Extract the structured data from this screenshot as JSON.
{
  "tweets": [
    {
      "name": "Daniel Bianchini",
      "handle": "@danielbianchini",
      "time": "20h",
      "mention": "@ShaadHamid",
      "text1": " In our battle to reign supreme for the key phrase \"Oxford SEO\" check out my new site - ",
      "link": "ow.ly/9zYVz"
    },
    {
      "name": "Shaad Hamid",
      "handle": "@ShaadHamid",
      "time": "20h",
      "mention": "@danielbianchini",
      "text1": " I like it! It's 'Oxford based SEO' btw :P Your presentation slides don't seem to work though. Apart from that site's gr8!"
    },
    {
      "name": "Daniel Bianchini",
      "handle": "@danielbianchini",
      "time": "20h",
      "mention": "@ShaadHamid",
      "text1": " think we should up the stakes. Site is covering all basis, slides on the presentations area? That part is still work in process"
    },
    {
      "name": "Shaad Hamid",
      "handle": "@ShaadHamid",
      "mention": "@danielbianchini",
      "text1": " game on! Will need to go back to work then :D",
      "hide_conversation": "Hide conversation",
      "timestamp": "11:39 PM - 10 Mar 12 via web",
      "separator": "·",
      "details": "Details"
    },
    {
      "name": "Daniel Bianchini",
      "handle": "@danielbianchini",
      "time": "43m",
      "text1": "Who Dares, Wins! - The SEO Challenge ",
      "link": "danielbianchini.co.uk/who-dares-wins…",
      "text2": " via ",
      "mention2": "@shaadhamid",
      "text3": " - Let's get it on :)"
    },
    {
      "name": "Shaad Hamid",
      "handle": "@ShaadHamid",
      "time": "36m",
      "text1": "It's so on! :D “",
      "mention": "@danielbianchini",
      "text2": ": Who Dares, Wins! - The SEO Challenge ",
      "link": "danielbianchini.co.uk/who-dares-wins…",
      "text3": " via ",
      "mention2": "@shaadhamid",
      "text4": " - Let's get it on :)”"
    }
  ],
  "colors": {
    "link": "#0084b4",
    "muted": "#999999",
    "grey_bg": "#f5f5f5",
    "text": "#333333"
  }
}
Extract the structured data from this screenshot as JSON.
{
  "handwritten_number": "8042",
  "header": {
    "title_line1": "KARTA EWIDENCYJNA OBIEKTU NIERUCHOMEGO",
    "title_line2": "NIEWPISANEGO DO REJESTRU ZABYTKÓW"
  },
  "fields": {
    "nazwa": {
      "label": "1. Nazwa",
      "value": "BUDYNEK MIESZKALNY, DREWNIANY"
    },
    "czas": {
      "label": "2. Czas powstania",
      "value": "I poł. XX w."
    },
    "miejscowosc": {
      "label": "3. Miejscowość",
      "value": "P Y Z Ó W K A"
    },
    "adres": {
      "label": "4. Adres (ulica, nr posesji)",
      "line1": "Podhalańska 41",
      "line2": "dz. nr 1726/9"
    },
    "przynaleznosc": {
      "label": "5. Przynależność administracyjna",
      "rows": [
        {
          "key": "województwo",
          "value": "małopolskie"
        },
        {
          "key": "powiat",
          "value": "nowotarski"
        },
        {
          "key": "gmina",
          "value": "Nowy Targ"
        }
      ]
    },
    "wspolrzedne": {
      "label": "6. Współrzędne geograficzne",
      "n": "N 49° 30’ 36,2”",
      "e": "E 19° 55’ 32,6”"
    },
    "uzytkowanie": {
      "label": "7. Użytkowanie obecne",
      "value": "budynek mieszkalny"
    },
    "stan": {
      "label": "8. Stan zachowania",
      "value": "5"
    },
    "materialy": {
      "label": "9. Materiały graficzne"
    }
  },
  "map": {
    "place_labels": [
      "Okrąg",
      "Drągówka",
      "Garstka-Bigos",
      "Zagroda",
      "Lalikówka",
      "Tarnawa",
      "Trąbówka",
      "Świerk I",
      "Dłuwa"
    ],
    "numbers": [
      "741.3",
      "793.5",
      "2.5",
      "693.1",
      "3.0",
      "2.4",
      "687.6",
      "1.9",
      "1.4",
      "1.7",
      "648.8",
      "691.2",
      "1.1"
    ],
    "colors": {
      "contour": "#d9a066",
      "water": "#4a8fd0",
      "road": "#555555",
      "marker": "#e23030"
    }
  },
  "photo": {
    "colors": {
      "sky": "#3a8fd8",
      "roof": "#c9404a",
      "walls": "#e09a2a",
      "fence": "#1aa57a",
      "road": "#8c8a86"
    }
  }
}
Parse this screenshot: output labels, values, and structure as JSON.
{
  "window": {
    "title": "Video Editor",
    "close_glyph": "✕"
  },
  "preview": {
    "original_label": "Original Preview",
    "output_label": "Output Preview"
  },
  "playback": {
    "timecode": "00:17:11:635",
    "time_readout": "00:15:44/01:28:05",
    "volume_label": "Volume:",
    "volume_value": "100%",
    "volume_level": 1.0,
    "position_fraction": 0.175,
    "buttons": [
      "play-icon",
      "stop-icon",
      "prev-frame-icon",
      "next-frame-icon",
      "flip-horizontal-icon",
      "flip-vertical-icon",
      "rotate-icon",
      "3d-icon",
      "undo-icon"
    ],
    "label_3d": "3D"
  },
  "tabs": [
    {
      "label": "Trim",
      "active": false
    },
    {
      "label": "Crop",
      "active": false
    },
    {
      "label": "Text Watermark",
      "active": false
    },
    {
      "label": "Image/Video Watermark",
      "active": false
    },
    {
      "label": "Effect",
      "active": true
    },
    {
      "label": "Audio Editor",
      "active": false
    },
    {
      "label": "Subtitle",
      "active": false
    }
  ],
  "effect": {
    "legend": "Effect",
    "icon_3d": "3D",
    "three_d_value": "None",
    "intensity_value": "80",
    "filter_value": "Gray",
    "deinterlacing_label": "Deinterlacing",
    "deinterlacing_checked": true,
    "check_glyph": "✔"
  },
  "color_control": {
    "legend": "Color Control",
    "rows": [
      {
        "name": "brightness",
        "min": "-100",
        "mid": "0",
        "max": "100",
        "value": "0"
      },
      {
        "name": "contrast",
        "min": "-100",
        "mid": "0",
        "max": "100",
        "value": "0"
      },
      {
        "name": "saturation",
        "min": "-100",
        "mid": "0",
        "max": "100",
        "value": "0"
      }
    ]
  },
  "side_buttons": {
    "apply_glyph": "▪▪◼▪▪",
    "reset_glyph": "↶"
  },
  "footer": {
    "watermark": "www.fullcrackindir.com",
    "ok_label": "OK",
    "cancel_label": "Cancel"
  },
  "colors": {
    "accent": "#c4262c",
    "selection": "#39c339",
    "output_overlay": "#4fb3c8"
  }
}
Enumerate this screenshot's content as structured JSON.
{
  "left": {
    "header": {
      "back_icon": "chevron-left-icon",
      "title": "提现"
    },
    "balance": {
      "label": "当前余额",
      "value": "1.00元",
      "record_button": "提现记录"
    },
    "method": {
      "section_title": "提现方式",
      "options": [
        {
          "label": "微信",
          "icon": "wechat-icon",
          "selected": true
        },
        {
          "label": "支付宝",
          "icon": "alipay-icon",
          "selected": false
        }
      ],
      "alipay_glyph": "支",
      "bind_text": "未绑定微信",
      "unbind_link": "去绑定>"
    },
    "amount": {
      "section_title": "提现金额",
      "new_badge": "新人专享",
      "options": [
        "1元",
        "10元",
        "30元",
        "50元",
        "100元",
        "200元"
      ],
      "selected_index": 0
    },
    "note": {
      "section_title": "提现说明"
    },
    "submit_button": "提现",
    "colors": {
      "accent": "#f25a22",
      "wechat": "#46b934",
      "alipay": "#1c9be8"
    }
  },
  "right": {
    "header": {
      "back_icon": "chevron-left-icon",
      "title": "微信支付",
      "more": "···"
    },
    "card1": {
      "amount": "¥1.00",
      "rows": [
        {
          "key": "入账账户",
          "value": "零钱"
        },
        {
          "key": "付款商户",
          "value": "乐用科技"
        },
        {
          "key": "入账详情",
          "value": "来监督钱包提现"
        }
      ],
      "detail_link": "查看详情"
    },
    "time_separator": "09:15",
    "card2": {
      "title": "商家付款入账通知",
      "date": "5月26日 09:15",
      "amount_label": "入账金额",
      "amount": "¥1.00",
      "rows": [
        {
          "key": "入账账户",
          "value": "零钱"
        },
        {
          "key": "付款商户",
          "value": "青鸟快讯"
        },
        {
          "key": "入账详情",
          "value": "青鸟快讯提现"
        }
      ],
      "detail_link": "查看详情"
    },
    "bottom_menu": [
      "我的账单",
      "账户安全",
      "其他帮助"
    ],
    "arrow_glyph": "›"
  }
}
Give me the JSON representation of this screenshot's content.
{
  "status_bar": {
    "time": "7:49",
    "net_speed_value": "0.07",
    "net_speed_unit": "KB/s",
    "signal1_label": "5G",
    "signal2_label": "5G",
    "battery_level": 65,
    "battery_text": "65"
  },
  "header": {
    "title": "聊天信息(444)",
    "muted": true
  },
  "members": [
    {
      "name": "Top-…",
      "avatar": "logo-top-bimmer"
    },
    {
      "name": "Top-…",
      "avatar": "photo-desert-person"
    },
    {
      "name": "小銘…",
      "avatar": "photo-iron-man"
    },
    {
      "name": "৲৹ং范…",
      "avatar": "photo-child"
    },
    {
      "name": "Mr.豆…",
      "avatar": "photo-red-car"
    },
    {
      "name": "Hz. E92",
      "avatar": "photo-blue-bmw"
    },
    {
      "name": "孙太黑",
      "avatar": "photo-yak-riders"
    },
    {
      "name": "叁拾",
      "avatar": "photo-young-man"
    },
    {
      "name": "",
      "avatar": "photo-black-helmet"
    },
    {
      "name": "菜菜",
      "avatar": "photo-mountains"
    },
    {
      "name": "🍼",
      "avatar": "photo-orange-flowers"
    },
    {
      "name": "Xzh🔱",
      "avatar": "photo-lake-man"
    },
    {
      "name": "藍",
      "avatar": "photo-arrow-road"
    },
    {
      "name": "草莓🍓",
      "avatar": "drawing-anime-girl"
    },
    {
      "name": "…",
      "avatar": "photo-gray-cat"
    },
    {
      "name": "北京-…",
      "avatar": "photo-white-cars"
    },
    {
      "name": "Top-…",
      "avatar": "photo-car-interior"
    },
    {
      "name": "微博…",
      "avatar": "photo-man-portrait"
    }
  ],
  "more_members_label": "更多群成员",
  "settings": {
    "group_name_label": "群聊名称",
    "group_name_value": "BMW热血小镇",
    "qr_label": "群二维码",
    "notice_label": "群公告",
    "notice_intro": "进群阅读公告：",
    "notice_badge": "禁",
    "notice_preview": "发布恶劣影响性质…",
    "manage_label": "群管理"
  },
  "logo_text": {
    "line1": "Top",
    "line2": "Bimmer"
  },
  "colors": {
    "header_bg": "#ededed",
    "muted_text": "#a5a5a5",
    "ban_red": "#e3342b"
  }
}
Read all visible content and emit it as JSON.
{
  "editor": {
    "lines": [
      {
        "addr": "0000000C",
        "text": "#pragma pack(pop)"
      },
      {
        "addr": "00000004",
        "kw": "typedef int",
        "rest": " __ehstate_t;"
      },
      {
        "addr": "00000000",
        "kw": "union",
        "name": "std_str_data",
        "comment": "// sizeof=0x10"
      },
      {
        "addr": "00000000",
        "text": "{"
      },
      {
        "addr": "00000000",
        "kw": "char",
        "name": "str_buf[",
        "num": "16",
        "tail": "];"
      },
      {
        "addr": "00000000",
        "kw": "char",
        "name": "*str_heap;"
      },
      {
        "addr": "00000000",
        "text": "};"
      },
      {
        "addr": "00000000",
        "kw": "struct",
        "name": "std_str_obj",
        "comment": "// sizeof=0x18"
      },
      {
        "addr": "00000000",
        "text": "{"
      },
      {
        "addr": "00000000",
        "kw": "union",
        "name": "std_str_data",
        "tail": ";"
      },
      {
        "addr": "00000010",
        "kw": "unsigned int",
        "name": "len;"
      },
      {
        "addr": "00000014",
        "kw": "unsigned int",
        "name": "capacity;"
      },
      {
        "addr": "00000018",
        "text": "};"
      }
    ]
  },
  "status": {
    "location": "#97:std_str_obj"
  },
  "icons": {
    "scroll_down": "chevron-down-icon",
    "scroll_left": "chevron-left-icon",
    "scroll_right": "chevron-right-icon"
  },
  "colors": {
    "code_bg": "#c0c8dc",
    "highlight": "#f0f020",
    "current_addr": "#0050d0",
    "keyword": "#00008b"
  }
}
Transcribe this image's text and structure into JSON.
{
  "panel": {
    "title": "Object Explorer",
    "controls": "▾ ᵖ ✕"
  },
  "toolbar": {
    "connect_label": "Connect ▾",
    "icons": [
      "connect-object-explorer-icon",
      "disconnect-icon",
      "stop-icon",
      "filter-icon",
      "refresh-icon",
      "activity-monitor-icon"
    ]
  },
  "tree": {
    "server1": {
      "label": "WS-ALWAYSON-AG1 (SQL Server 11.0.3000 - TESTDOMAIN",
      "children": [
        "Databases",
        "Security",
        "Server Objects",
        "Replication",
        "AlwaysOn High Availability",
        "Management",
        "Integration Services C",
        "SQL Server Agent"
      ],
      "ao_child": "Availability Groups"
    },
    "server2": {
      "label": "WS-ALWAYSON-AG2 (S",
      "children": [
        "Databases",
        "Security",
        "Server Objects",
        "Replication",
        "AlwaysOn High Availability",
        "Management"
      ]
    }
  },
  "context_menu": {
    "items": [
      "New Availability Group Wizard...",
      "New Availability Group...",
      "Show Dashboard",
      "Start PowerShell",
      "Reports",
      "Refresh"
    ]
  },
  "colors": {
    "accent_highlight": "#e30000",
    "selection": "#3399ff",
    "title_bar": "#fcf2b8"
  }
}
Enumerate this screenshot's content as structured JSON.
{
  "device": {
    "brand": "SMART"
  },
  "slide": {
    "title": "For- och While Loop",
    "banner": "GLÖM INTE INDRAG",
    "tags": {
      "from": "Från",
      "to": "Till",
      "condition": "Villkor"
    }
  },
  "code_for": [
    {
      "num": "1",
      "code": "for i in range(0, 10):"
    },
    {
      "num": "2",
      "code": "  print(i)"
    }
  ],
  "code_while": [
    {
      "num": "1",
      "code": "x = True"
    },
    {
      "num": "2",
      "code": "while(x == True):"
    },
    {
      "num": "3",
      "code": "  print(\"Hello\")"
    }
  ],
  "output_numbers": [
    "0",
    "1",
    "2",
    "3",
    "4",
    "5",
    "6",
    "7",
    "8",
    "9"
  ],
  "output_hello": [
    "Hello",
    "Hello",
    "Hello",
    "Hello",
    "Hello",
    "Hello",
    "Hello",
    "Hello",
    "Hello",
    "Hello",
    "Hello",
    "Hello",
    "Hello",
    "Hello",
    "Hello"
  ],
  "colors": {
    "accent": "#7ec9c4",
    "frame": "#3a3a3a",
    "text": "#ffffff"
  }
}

§

Tally the lines holding the string "Challenge" and give only the count.

* [Solution to the problem]: 2